*Aim:* State only how many lines contain the string "these".

##### Records provided

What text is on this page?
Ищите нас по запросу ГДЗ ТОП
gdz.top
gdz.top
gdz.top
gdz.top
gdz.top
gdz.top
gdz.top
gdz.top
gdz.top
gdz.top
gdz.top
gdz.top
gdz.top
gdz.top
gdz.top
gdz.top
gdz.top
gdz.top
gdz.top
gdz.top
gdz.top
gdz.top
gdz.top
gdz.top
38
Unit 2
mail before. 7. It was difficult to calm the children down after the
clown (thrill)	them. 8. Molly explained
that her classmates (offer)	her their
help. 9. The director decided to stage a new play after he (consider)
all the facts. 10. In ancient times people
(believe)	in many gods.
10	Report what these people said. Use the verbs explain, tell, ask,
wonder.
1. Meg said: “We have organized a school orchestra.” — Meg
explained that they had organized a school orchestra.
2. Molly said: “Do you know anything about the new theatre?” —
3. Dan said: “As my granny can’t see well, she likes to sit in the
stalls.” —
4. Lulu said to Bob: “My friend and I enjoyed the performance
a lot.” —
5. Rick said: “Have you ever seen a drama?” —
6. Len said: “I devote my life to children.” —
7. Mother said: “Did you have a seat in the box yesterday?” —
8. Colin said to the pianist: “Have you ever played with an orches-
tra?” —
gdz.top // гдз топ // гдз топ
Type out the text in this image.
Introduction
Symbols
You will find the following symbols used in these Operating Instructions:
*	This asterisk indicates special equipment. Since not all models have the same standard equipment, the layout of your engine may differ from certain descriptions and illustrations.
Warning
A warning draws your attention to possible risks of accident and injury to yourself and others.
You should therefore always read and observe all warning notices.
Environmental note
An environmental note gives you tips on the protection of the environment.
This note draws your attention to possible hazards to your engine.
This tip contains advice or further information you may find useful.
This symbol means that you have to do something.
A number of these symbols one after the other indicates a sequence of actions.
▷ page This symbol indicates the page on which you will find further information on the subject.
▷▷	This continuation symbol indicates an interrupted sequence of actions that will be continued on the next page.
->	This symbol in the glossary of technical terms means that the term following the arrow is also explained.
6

##########

*Exercise solution:* 3